### Data section
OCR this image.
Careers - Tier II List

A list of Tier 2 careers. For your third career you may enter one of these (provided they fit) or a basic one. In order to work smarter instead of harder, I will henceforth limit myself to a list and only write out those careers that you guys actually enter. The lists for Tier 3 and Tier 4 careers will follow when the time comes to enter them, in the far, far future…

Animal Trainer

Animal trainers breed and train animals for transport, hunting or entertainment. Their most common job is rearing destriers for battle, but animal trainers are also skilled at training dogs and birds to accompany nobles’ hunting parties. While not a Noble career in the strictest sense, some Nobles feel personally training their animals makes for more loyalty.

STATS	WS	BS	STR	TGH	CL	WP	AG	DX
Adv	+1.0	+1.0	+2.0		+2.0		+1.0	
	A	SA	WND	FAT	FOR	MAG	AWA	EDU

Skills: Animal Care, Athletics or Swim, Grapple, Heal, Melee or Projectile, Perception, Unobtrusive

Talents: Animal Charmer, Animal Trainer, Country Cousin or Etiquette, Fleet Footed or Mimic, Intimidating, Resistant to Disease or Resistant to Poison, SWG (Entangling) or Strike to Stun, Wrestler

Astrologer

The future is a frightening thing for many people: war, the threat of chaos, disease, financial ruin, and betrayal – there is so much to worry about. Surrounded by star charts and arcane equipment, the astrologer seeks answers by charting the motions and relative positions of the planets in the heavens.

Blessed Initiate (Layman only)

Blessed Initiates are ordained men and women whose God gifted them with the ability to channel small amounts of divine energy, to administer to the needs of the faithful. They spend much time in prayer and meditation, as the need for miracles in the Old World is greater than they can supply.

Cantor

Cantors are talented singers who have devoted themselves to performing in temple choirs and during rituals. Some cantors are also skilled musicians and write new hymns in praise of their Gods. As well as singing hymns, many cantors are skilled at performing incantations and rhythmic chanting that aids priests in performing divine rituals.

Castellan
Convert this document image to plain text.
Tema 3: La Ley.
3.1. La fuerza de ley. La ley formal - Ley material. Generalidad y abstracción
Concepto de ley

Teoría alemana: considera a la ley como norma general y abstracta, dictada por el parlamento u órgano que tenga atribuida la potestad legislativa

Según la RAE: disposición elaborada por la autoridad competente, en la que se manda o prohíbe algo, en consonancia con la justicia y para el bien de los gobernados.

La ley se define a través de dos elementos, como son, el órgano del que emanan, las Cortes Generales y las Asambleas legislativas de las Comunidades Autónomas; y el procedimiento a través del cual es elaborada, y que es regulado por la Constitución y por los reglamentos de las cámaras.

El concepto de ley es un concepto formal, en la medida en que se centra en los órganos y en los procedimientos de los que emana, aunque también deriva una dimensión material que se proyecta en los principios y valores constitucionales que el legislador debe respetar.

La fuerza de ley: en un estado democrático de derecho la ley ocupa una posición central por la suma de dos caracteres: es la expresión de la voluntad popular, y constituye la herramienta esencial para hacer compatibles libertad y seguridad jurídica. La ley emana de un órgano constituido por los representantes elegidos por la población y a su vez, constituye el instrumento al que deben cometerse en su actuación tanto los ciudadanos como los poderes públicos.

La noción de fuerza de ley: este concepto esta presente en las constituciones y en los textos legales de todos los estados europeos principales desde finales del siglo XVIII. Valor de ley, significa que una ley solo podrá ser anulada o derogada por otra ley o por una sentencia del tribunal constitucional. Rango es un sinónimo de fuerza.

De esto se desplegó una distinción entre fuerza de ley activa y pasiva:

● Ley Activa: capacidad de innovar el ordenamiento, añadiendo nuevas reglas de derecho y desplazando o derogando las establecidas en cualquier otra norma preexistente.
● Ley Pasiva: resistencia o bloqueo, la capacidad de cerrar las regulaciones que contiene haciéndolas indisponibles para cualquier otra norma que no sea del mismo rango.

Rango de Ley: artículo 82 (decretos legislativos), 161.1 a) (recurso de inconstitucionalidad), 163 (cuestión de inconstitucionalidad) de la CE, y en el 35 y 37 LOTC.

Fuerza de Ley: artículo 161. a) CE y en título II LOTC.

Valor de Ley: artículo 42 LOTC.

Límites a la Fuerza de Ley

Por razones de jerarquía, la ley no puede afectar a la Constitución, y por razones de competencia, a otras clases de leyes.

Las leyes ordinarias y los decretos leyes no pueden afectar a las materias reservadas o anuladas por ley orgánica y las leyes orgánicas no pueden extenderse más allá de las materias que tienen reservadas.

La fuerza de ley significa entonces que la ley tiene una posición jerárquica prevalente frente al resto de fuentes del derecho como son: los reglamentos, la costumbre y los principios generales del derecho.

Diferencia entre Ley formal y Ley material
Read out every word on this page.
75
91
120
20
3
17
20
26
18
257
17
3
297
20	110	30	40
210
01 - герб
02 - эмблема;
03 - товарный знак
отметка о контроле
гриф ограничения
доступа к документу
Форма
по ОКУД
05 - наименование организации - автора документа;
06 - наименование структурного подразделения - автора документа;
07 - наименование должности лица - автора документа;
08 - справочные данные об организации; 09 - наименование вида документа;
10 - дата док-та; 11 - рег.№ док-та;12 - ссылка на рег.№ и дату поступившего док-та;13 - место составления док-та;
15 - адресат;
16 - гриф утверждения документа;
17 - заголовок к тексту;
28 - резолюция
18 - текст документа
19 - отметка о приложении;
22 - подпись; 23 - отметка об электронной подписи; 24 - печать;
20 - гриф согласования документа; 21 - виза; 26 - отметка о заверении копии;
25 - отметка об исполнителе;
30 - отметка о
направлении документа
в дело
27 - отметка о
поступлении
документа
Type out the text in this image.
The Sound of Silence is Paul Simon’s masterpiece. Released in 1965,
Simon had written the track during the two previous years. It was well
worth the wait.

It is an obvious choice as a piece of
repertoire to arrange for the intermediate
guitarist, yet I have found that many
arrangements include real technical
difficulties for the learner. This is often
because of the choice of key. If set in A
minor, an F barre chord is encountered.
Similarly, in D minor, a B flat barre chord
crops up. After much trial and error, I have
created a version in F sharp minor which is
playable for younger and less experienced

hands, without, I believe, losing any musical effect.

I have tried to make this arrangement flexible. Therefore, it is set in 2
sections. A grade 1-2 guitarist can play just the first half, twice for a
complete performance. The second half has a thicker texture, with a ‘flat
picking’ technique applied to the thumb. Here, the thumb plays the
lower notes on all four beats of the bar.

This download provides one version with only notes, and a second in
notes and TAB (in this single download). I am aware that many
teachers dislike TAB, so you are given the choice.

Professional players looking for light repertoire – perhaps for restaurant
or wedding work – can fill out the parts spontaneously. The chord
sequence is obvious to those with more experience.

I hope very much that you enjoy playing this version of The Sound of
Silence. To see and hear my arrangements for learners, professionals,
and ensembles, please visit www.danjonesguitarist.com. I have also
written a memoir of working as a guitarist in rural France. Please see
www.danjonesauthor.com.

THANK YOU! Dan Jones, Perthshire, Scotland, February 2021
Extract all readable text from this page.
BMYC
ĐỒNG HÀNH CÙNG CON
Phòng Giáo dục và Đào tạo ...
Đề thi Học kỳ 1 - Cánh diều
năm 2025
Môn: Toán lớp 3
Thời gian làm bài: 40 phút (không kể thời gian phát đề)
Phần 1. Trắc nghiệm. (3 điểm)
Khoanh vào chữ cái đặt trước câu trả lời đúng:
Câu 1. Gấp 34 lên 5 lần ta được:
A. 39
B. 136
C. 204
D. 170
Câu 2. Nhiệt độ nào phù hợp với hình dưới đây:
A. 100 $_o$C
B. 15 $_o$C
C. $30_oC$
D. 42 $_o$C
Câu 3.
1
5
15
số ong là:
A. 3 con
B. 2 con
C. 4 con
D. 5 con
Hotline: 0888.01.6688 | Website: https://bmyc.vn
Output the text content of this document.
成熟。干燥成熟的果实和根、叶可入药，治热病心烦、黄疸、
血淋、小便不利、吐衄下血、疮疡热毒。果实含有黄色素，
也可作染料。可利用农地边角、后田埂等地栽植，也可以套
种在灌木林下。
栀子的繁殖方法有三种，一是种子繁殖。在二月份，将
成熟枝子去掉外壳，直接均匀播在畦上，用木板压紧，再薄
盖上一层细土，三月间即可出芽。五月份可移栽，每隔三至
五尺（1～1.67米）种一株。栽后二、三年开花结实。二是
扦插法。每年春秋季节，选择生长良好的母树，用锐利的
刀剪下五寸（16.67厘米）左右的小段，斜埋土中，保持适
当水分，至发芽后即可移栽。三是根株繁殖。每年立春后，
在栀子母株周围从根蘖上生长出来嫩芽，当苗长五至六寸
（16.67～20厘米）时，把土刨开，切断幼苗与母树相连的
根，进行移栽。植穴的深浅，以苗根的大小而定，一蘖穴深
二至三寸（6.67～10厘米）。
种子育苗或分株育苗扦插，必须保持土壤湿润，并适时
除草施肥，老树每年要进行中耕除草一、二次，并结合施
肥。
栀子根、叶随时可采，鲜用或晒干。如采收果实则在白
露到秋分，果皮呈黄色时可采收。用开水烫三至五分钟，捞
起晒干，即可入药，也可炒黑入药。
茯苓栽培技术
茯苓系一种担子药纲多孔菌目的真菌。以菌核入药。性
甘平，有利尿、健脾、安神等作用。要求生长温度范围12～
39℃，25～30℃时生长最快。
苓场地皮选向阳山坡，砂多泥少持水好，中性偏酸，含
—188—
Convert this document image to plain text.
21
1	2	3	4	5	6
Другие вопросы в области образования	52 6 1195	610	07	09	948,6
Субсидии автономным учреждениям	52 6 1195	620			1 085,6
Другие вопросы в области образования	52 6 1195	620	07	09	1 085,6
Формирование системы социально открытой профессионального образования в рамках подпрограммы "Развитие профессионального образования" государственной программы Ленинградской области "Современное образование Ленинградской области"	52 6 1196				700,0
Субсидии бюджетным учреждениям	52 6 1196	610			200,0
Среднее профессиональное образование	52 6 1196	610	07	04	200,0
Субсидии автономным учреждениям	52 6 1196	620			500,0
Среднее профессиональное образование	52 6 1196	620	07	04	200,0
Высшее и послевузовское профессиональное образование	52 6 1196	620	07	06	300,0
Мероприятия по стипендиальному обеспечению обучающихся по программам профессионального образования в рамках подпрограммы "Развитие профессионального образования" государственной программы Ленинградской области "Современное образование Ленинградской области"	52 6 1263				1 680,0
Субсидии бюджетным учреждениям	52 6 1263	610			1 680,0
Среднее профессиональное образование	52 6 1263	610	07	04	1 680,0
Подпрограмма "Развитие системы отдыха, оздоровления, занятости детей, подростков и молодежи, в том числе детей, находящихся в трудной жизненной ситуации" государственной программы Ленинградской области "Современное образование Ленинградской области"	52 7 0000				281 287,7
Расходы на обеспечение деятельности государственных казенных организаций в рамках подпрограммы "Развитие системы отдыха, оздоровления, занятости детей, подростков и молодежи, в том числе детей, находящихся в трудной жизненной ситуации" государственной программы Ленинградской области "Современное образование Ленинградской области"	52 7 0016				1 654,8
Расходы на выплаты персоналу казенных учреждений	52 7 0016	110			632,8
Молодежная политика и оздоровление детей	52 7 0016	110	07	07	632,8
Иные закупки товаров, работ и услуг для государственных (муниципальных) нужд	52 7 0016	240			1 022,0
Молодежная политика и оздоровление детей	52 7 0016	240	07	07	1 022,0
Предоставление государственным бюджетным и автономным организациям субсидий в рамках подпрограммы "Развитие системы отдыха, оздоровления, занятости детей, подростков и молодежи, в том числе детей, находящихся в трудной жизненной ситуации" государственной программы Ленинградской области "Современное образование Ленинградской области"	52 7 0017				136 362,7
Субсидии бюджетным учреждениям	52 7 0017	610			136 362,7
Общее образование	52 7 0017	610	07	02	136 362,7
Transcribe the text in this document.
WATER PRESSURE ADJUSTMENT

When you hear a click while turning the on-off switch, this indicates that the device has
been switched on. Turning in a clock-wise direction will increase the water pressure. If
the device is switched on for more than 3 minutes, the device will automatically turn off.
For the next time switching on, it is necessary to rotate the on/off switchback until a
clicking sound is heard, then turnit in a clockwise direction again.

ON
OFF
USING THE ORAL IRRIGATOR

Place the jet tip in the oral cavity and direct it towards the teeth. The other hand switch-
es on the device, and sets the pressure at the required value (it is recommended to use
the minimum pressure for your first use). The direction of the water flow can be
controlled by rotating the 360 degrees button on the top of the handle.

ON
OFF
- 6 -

### Given problem
In how many lines does the word "находящихся" appear? Respond with the number alone.

### Task result
3